═══ Extracted material ═══
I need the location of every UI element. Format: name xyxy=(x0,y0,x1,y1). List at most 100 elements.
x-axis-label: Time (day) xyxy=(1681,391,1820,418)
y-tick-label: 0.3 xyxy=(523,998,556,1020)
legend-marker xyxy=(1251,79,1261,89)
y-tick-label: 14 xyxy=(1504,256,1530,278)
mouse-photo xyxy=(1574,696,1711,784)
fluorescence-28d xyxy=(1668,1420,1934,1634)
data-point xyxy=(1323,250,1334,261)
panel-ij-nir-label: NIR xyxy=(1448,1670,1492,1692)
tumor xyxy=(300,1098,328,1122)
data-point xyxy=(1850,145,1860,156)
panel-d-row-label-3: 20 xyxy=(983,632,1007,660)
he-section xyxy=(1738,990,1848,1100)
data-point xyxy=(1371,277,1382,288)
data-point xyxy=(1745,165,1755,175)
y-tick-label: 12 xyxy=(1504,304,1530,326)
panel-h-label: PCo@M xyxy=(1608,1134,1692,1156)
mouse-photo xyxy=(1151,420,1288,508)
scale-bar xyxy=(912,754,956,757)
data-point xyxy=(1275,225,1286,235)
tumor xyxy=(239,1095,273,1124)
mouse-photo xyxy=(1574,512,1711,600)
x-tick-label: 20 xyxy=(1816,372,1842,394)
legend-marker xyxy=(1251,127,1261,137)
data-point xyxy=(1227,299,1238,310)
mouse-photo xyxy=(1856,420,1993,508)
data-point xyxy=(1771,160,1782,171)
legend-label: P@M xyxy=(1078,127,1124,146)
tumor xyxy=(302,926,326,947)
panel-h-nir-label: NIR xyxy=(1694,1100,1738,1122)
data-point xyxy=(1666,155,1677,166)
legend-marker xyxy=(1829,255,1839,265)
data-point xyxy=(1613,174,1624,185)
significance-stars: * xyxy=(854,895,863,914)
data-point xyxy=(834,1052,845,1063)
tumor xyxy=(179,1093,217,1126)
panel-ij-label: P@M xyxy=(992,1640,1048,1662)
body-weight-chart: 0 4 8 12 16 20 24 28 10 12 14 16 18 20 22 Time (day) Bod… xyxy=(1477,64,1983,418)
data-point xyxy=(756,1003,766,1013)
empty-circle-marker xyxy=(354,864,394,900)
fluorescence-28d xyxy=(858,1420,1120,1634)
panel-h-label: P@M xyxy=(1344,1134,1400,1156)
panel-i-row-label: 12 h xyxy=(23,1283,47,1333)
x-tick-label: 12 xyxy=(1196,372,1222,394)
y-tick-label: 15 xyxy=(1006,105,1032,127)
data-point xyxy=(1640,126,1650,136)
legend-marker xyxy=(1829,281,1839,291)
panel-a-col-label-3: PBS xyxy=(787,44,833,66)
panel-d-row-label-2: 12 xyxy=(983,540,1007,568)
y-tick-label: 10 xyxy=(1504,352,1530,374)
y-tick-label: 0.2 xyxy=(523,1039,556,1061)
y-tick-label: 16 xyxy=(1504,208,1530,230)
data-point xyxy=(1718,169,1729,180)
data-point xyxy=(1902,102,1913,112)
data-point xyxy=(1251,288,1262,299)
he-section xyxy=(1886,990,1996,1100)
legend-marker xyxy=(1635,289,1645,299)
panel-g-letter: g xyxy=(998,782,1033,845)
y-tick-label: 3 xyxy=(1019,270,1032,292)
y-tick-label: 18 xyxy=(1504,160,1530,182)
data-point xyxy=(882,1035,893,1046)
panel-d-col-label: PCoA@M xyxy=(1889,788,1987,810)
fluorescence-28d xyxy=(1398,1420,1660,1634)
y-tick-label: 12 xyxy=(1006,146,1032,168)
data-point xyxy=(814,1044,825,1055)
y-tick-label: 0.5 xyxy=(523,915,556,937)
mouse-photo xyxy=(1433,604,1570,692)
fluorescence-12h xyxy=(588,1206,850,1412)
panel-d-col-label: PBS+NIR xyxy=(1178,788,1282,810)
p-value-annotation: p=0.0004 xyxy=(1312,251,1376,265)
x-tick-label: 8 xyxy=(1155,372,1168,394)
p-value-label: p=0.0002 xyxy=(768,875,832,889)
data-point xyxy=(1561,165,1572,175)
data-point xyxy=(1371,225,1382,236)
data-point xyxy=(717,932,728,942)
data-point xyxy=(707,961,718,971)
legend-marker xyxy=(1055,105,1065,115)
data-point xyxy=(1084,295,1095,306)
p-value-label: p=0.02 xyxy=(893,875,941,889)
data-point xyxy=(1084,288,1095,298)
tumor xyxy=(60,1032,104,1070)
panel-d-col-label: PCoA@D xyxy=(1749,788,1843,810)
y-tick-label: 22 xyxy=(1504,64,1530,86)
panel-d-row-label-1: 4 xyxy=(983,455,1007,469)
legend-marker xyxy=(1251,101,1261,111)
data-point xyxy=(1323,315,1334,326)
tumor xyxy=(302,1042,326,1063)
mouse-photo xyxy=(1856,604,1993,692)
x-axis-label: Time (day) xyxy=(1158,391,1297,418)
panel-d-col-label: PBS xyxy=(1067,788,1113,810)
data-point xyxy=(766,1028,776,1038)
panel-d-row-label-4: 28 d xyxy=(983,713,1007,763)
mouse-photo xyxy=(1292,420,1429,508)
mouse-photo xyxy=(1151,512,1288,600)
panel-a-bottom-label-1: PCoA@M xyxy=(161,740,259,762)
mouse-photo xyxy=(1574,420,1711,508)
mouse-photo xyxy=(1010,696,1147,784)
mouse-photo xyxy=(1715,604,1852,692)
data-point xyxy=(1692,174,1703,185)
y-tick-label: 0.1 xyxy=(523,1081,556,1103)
═══
Each line of the data that contains "value" belongs in the answer.

p-value-annotation: p=0.0004 xyxy=(1312,251,1376,265)
p-value-label: p=0.0002 xyxy=(768,875,832,889)
p-value-label: p=0.02 xyxy=(893,875,941,889)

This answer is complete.